> **Raw records**:
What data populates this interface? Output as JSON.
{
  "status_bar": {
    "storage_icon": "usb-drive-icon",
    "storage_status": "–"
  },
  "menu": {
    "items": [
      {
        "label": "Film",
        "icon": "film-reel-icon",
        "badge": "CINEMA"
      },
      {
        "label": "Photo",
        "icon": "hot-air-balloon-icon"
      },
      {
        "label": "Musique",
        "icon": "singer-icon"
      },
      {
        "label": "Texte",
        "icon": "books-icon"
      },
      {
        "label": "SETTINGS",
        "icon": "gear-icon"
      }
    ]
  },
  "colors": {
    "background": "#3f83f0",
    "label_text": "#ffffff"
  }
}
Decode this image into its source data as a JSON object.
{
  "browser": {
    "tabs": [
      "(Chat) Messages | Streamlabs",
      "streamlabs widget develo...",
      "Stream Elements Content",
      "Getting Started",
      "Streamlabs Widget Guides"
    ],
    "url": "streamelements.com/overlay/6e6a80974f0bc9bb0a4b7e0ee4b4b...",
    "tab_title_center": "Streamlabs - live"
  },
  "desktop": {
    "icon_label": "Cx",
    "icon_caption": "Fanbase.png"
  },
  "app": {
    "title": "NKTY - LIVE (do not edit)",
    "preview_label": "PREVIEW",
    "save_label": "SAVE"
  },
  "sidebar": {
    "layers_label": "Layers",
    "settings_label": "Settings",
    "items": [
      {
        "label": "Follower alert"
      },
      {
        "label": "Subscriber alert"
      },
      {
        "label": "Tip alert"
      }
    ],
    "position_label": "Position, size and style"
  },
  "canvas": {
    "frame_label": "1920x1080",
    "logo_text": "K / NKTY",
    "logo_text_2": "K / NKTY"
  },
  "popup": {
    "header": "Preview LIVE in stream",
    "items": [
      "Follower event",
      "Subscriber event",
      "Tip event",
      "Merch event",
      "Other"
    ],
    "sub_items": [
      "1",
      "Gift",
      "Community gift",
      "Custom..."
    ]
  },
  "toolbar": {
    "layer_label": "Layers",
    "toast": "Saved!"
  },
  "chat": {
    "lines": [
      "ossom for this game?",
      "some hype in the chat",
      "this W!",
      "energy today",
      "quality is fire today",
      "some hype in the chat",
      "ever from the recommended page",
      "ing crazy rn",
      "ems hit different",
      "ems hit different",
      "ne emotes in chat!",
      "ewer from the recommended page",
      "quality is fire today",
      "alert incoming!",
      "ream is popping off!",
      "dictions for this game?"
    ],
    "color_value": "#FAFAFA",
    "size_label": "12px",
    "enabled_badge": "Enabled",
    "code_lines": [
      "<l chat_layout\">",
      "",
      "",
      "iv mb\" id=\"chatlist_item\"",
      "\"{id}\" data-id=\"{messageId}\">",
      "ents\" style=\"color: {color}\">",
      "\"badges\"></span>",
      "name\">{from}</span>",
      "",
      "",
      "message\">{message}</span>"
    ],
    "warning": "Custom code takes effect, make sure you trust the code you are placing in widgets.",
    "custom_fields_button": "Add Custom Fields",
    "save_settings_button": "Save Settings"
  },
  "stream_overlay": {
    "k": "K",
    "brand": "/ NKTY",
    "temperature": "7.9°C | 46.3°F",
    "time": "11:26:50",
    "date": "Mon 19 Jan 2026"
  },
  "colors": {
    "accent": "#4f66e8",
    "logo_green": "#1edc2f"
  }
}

> **TASK TO COMPLETE**:
Faithfully reproduce all of the records, character for character.

> **ANSWER TO THE PROBLEM**:
What data populates this interface? Output as JSON.
{
  "status_bar": {
    "storage_icon": "usb-drive-icon",
    "storage_status": "–"
  },
  "menu": {
    "items": [
      {
        "label": "Film",
        "icon": "film-reel-icon",
        "badge": "CINEMA"
      },
      {
        "label": "Photo",
        "icon": "hot-air-balloon-icon"
      },
      {
        "label": "Musique",
        "icon": "singer-icon"
      },
      {
        "label": "Texte",
        "icon": "books-icon"
      },
      {
        "label": "SETTINGS",
        "icon": "gear-icon"
      }
    ]
  },
  "colors": {
    "background": "#3f83f0",
    "label_text": "#ffffff"
  }
}
Decode this image into its source data as a JSON object.
{
  "browser": {
    "tabs": [
      "(Chat) Messages | Streamlabs",
      "streamlabs widget develo...",
      "Stream Elements Content",
      "Getting Started",
      "Streamlabs Widget Guides"
    ],
    "url": "streamelements.com/overlay/6e6a80974f0bc9bb0a4b7e0ee4b4b...",
    "tab_title_center": "Streamlabs - live"
  },
  "desktop": {
    "icon_label": "Cx",
    "icon_caption": "Fanbase.png"
  },
  "app": {
    "title": "NKTY - LIVE (do not edit)",
    "preview_label": "PREVIEW",
    "save_label": "SAVE"
  },
  "sidebar": {
    "layers_label": "Layers",
    "settings_label": "Settings",
    "items": [
      {
        "label": "Follower alert"
      },
      {
        "label": "Subscriber alert"
      },
      {
        "label": "Tip alert"
      }
    ],
    "position_label": "Position, size and style"
  },
  "canvas": {
    "frame_label": "1920x1080",
    "logo_text": "K / NKTY",
    "logo_text_2": "K / NKTY"
  },
  "popup": {
    "header": "Preview LIVE in stream",
    "items": [
      "Follower event",
      "Subscriber event",
      "Tip event",
      "Merch event",
      "Other"
    ],
    "sub_items": [
      "1",
      "Gift",
      "Community gift",
      "Custom..."
    ]
  },
  "toolbar": {
    "layer_label": "Layers",
    "toast": "Saved!"
  },
  "chat": {
    "lines": [
      "ossom for this game?",
      "some hype in the chat",
      "this W!",
      "energy today",
      "quality is fire today",
      "some hype in the chat",
      "ever from the recommended page",
      "ing crazy rn",
      "ems hit different",
      "ems hit different",
      "ne emotes in chat!",
      "ewer from the recommended page",
      "quality is fire today",
      "alert incoming!",
      "ream is popping off!",
      "dictions for this game?"
    ],
    "color_value": "#FAFAFA",
    "size_label": "12px",
    "enabled_badge": "Enabled",
    "code_lines": [
      "<l chat_layout\">",
      "",
      "",
      "iv mb\" id=\"chatlist_item\"",
      "\"{id}\" data-id=\"{messageId}\">",
      "ents\" style=\"color: {color}\">",
      "\"badges\"></span>",
      "name\">{from}</span>",
      "",
      "",
      "message\">{message}</span>"
    ],
    "warning": "Custom code takes effect, make sure you trust the code you are placing in widgets.",
    "custom_fields_button": "Add Custom Fields",
    "save_settings_button": "Save Settings"
  },
  "stream_overlay": {
    "k": "K",
    "brand": "/ NKTY",
    "temperature": "7.9°C | 46.3°F",
    "time": "11:26:50",
    "date": "Mon 19 Jan 2026"
  },
  "colors": {
    "accent": "#4f66e8",
    "logo_green": "#1edc2f"
  }
}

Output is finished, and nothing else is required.